(Data records)
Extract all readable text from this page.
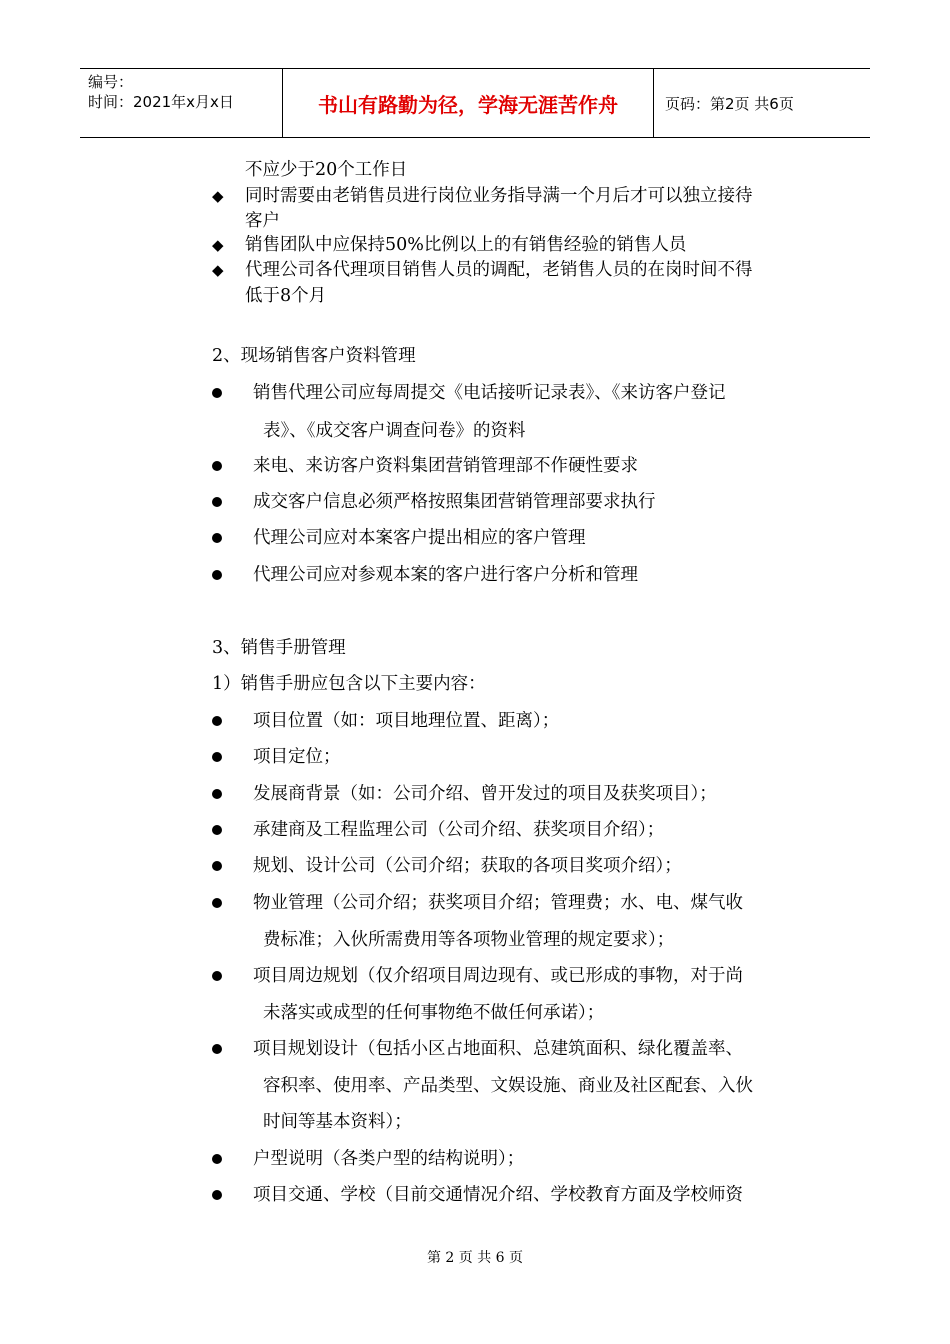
编号：
时间：2021年x月x日	书山有路勤为径，学海无涯苦作舟	页码：第2页 共6页
不应少于20个工作日
◆ 同时需要由老销售员进行岗位业务指导满一个月后才可以独立接待
客户
◆ 销售团队中应保持50%比例以上的有销售经验的销售人员
◆ 代理公司各代理项目销售人员的调配，老销售人员的在岗时间不得
低于8个月
2、现场销售客户资料管理
销售代理公司应每周提交《电话接听记录表》、《来访客户登记
表》、《成交客户调查问卷》的资料
来电、来访客户资料集团营销管理部不作硬性要求
成交客户信息必须严格按照集团营销管理部要求执行
代理公司应对本案客户提出相应的客户管理
代理公司应对参观本案的客户进行客户分析和管理
3、销售手册管理
1）销售手册应包含以下主要内容：
项目位置（如：项目地理位置、距离）；
项目定位；
发展商背景（如：公司介绍、曾开发过的项目及获奖项目）；
承建商及工程监理公司（公司介绍、获奖项目介绍）；
规划、设计公司（公司介绍；获取的各项目奖项介绍）；
物业管理（公司介绍；获奖项目介绍；管理费；水、电、煤气收
费标准；入伙所需费用等各项物业管理的规定要求）；
项目周边规划（仅介绍项目周边现有、或已形成的事物，对于尚
未落实或成型的任何事物绝不做任何承诺）；
项目规划设计（包括小区占地面积、总建筑面积、绿化覆盖率、
容积率、使用率、产品类型、文娱设施、商业及社区配套、入伙
时间等基本资料）；
户型说明（各类户型的结构说明）；
项目交通、学校（目前交通情况介绍、学校教育方面及学校师资
第 2 页 共 6 页
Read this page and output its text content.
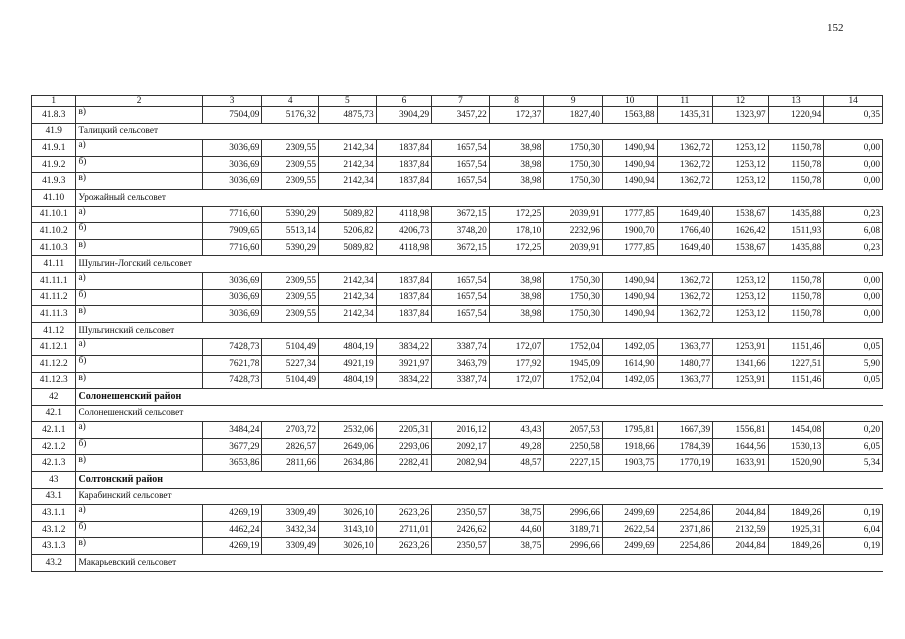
152
1	2	3	4	5	6	7	8	9	10	11	12	13	14
41.8.3	в)	7504,09	5176,32	4875,73	3904,29	3457,22	172,37	1827,40	1563,88	1435,31	1323,97	1220,94	0,35
41.9	Талицкий сельсовет												
41.9.1	а)	3036,69	2309,55	2142,34	1837,84	1657,54	38,98	1750,30	1490,94	1362,72	1253,12	1150,78	0,00
41.9.2	б)	3036,69	2309,55	2142,34	1837,84	1657,54	38,98	1750,30	1490,94	1362,72	1253,12	1150,78	0,00
41.9.3	в)	3036,69	2309,55	2142,34	1837,84	1657,54	38,98	1750,30	1490,94	1362,72	1253,12	1150,78	0,00
41.10	Урожайный сельсовет												
41.10.1	а)	7716,60	5390,29	5089,82	4118,98	3672,15	172,25	2039,91	1777,85	1649,40	1538,67	1435,88	0,23
41.10.2	б)	7909,65	5513,14	5206,82	4206,73	3748,20	178,10	2232,96	1900,70	1766,40	1626,42	1511,93	6,08
41.10.3	в)	7716,60	5390,29	5089,82	4118,98	3672,15	172,25	2039,91	1777,85	1649,40	1538,67	1435,88	0,23
41.11	Шульгин-Логский сельсовет												
41.11.1	а)	3036,69	2309,55	2142,34	1837,84	1657,54	38,98	1750,30	1490,94	1362,72	1253,12	1150,78	0,00
41.11.2	б)	3036,69	2309,55	2142,34	1837,84	1657,54	38,98	1750,30	1490,94	1362,72	1253,12	1150,78	0,00
41.11.3	в)	3036,69	2309,55	2142,34	1837,84	1657,54	38,98	1750,30	1490,94	1362,72	1253,12	1150,78	0,00
41.12	Шульгинский сельсовет												
41.12.1	а)	7428,73	5104,49	4804,19	3834,22	3387,74	172,07	1752,04	1492,05	1363,77	1253,91	1151,46	0,05
41.12.2	б)	7621,78	5227,34	4921,19	3921,97	3463,79	177,92	1945,09	1614,90	1480,77	1341,66	1227,51	5,90
41.12.3	в)	7428,73	5104,49	4804,19	3834,22	3387,74	172,07	1752,04	1492,05	1363,77	1253,91	1151,46	0,05
42	Солонешенский район												
42.1	Солонешенский сельсовет												
42.1.1	а)	3484,24	2703,72	2532,06	2205,31	2016,12	43,43	2057,53	1795,81	1667,39	1556,81	1454,08	0,20
42.1.2	б)	3677,29	2826,57	2649,06	2293,06	2092,17	49,28	2250,58	1918,66	1784,39	1644,56	1530,13	6,05
42.1.3	в)	3653,86	2811,66	2634,86	2282,41	2082,94	48,57	2227,15	1903,75	1770,19	1633,91	1520,90	5,34
43	Солтонский район												
43.1	Карабинский сельсовет												
43.1.1	а)	4269,19	3309,49	3026,10	2623,26	2350,57	38,75	2996,66	2499,69	2254,86	2044,84	1849,26	0,19
43.1.2	б)	4462,24	3432,34	3143,10	2711,01	2426,62	44,60	3189,71	2622,54	2371,86	2132,59	1925,31	6,04
43.1.3	в)	4269,19	3309,49	3026,10	2623,26	2350,57	38,75	2996,66	2499,69	2254,86	2044,84	1849,26	0,19
43.2	Макарьевский сельсовет												
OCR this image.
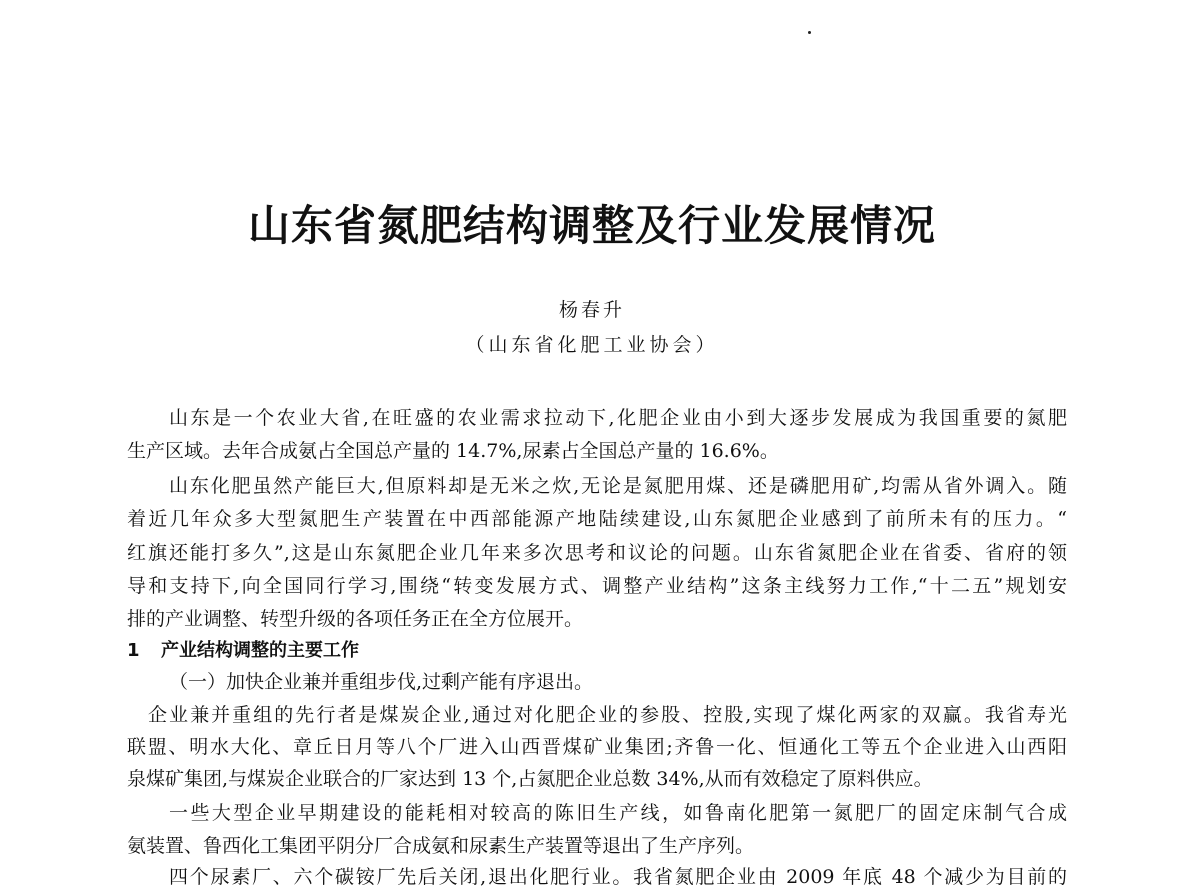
山东省氮肥结构调整及行业发展情况
杨春升
（山东省化肥工业协会）
山东是一个农业大省,在旺盛的农业需求拉动下,化肥企业由小到大逐步发展成为我国重要的氮肥
生产区域。去年合成氨占全国总产量的 14.7%,尿素占全国总产量的 16.6%。
山东化肥虽然产能巨大,但原料却是无米之炊,无论是氮肥用煤、还是磷肥用矿,均需从省外调入。随
着近几年众多大型氮肥生产装置在中西部能源产地陆续建设,山东氮肥企业感到了前所未有的压力。“
红旗还能打多久”,这是山东氮肥企业几年来多次思考和议论的问题。山东省氮肥企业在省委、省府的领
导和支持下,向全国同行学习,围绕“转变发展方式、调整产业结构”这条主线努力工作,“十二五”规划安
排的产业调整、转型升级的各项任务正在全方位展开。
1 产业结构调整的主要工作
（一）加快企业兼并重组步伐,过剩产能有序退出。
企业兼并重组的先行者是煤炭企业,通过对化肥企业的参股、控股,实现了煤化两家的双赢。我省寿光
联盟、明水大化、章丘日月等八个厂进入山西晋煤矿业集团;齐鲁一化、恒通化工等五个企业进入山西阳
泉煤矿集团,与煤炭企业联合的厂家达到 13 个,占氮肥企业总数 34%,从而有效稳定了原料供应。
一些大型企业早期建设的能耗相对较高的陈旧生产线，如鲁南化肥第一氮肥厂的固定床制气合成
氨装置、鲁西化工集团平阴分厂合成氨和尿素生产装置等退出了生产序列。
四个尿素厂、六个碳铵厂先后关闭,退出化肥行业。我省氮肥企业由 2009 年底 48 个减少为目前的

__Your goal__. Make an exact copy of only those lines that run from the line with "OCR this image." through the end of the records, excluding pictures.

__Reply__.
OCR this image.
山东省氮肥结构调整及行业发展情况
杨春升
（山东省化肥工业协会）
山东是一个农业大省,在旺盛的农业需求拉动下,化肥企业由小到大逐步发展成为我国重要的氮肥
生产区域。去年合成氨占全国总产量的 14.7%,尿素占全国总产量的 16.6%。
山东化肥虽然产能巨大,但原料却是无米之炊,无论是氮肥用煤、还是磷肥用矿,均需从省外调入。随
着近几年众多大型氮肥生产装置在中西部能源产地陆续建设,山东氮肥企业感到了前所未有的压力。“
红旗还能打多久”,这是山东氮肥企业几年来多次思考和议论的问题。山东省氮肥企业在省委、省府的领
导和支持下,向全国同行学习,围绕“转变发展方式、调整产业结构”这条主线努力工作,“十二五”规划安
排的产业调整、转型升级的各项任务正在全方位展开。
1 产业结构调整的主要工作
（一）加快企业兼并重组步伐,过剩产能有序退出。
企业兼并重组的先行者是煤炭企业,通过对化肥企业的参股、控股,实现了煤化两家的双赢。我省寿光
联盟、明水大化、章丘日月等八个厂进入山西晋煤矿业集团;齐鲁一化、恒通化工等五个企业进入山西阳
泉煤矿集团,与煤炭企业联合的厂家达到 13 个,占氮肥企业总数 34%,从而有效稳定了原料供应。
一些大型企业早期建设的能耗相对较高的陈旧生产线，如鲁南化肥第一氮肥厂的固定床制气合成
氨装置、鲁西化工集团平阴分厂合成氨和尿素生产装置等退出了生产序列。
四个尿素厂、六个碳铵厂先后关闭,退出化肥行业。我省氮肥企业由 2009 年底 48 个减少为目前的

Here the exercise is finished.